(Saved entries)

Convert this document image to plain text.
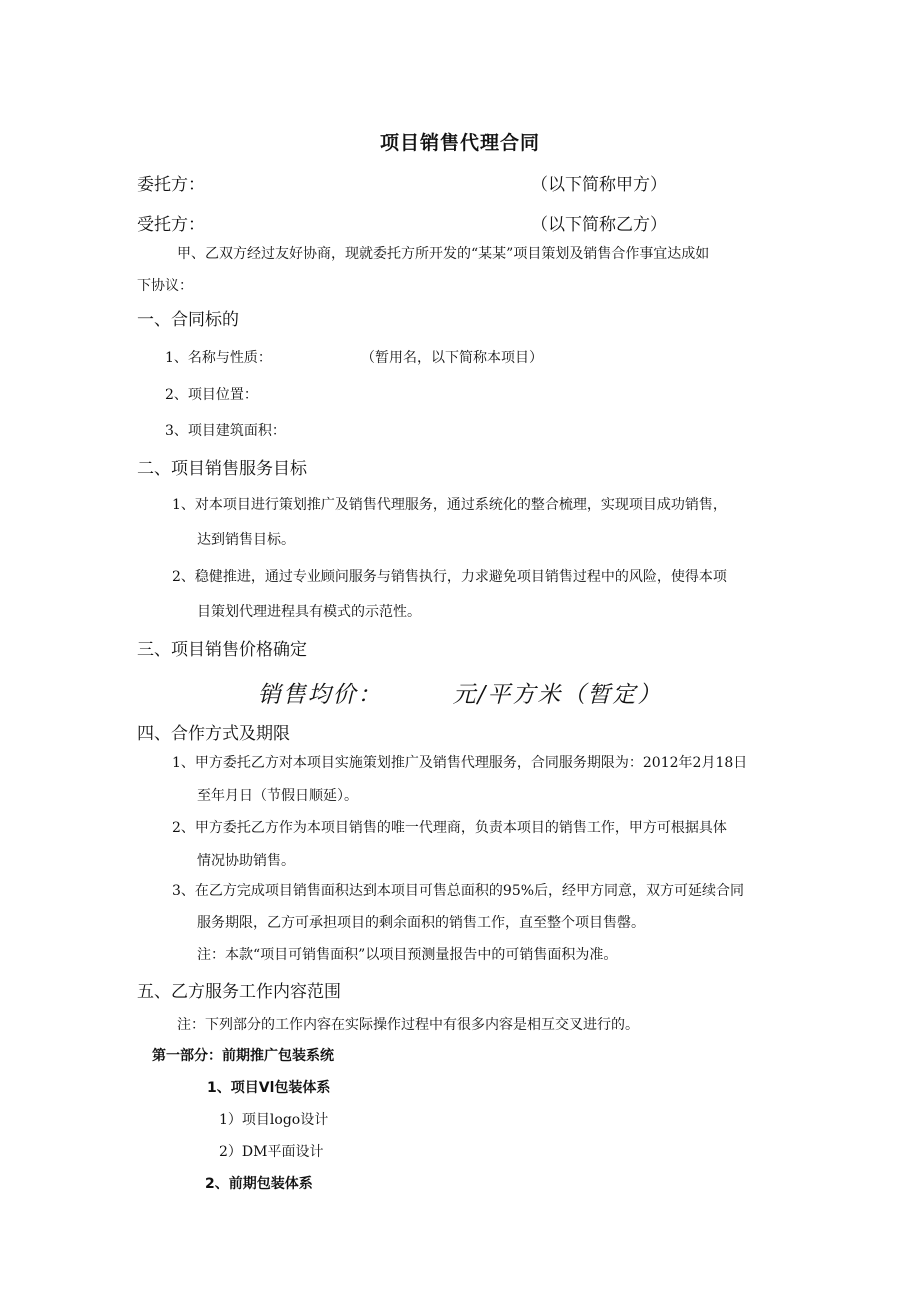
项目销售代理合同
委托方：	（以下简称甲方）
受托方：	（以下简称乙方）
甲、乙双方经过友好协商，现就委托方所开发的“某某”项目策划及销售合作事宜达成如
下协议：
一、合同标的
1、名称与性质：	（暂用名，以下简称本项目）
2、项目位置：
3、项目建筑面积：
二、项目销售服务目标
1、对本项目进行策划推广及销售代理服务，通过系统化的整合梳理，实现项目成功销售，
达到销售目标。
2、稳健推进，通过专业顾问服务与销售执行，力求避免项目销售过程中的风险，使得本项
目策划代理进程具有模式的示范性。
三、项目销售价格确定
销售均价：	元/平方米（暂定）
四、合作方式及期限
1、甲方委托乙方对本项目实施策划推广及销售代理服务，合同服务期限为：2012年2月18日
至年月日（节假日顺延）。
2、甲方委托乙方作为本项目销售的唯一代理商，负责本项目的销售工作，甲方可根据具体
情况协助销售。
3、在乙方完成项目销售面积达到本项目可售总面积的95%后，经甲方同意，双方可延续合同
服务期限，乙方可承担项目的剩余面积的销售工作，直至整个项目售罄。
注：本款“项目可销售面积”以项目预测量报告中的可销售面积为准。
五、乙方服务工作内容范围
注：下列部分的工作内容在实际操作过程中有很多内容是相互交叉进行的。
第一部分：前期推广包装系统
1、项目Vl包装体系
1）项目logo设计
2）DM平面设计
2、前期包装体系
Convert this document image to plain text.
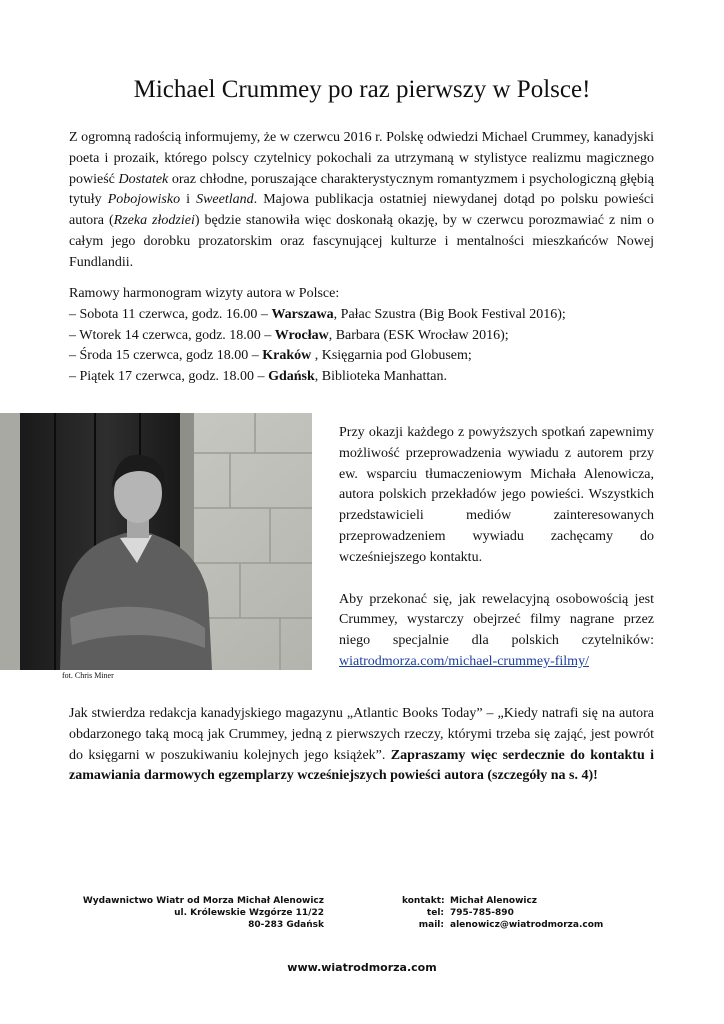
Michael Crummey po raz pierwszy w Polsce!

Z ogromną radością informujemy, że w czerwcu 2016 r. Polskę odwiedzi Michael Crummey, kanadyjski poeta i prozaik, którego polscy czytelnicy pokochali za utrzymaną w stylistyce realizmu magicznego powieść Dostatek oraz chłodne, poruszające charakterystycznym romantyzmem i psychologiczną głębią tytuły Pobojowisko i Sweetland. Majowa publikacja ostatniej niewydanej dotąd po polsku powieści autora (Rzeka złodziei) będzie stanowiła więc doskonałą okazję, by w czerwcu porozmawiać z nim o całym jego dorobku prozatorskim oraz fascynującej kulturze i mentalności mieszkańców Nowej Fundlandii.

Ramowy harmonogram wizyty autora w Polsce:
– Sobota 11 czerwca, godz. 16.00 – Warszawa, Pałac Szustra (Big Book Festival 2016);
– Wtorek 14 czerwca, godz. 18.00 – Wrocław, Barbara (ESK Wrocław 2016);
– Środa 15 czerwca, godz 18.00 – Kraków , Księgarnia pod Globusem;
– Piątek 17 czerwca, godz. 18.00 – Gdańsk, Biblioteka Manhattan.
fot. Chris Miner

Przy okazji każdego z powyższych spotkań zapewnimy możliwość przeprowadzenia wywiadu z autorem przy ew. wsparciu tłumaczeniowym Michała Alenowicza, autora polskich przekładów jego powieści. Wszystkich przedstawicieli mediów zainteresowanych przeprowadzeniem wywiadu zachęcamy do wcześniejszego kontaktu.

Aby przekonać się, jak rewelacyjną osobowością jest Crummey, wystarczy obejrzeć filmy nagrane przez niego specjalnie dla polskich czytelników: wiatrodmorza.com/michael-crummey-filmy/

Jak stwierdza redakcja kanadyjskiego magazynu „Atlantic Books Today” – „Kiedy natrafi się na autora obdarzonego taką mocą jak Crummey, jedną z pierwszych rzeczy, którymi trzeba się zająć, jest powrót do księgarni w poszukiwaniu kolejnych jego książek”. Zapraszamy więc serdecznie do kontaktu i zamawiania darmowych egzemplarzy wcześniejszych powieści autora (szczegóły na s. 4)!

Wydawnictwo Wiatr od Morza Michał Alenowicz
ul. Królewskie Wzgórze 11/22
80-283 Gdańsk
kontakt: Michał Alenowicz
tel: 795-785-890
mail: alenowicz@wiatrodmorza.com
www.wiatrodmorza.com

--

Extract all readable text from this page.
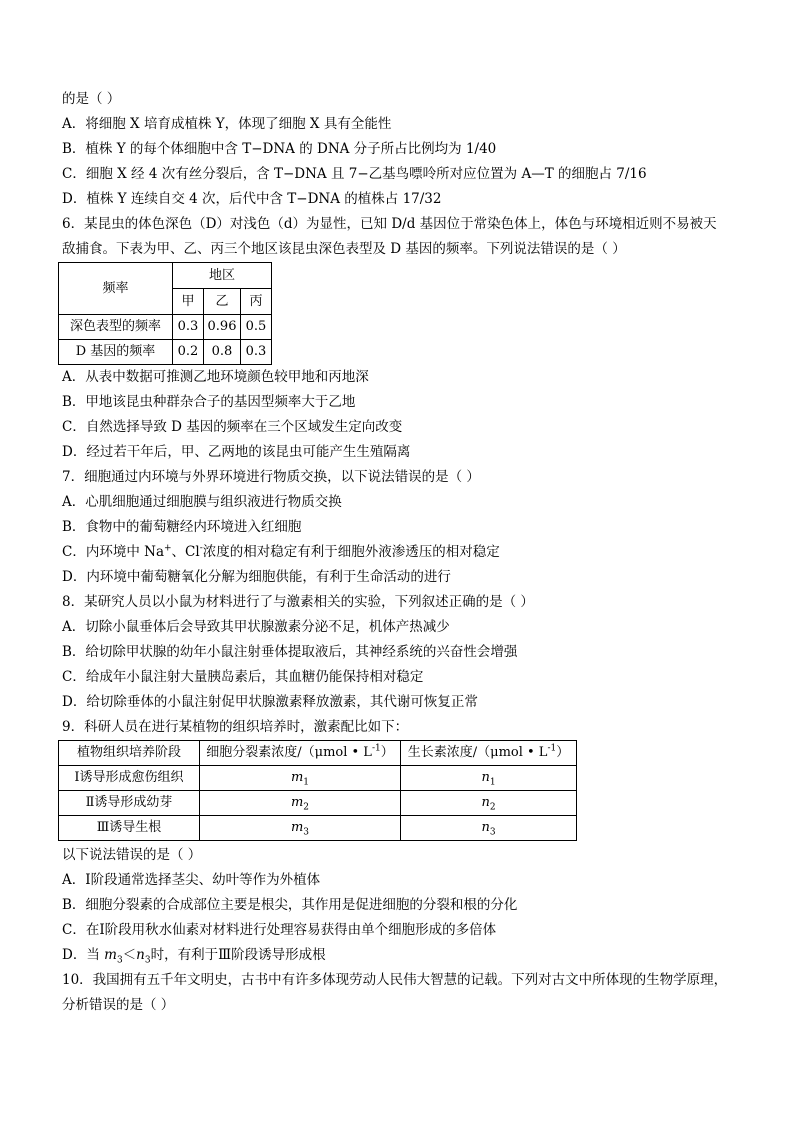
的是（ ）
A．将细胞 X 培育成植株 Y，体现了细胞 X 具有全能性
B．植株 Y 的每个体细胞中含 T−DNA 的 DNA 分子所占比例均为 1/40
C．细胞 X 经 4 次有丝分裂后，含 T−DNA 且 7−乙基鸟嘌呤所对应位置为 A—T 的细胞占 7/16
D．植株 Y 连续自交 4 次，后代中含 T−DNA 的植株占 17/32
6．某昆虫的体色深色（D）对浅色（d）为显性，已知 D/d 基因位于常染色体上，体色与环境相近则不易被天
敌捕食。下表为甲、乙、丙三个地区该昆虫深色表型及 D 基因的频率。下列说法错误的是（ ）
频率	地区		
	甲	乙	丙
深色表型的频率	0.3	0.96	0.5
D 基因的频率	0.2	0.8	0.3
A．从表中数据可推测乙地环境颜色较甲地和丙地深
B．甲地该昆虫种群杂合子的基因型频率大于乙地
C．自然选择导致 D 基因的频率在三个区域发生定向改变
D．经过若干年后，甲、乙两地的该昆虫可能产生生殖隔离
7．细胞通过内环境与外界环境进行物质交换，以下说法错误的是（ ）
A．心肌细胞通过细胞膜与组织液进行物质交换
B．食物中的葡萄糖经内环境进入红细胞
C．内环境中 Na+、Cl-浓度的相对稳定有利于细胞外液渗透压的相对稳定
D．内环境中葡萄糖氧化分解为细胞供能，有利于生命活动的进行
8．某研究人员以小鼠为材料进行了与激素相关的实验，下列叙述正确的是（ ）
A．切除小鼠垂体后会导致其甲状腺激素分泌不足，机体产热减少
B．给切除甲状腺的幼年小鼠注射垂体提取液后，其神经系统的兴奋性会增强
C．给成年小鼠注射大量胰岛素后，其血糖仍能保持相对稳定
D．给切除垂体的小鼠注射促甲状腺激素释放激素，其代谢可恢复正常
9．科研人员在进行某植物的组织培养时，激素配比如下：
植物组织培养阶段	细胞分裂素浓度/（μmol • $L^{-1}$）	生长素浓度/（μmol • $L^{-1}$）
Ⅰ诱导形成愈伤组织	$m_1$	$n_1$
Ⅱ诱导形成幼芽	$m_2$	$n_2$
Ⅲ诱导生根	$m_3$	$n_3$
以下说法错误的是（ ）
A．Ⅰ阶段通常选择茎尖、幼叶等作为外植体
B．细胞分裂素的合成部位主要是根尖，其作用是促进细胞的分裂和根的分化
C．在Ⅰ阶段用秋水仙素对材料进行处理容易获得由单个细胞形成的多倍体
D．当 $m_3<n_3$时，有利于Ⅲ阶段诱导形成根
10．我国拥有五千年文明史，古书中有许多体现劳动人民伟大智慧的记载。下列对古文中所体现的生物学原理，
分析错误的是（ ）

* Work required:
Out of the material above, select every line that holds the string "以下说法错误的是".

* Solution to this problem:
7．细胞通过内环境与外界环境进行物质交换，以下说法错误的是（ ）
以下说法错误的是（ ）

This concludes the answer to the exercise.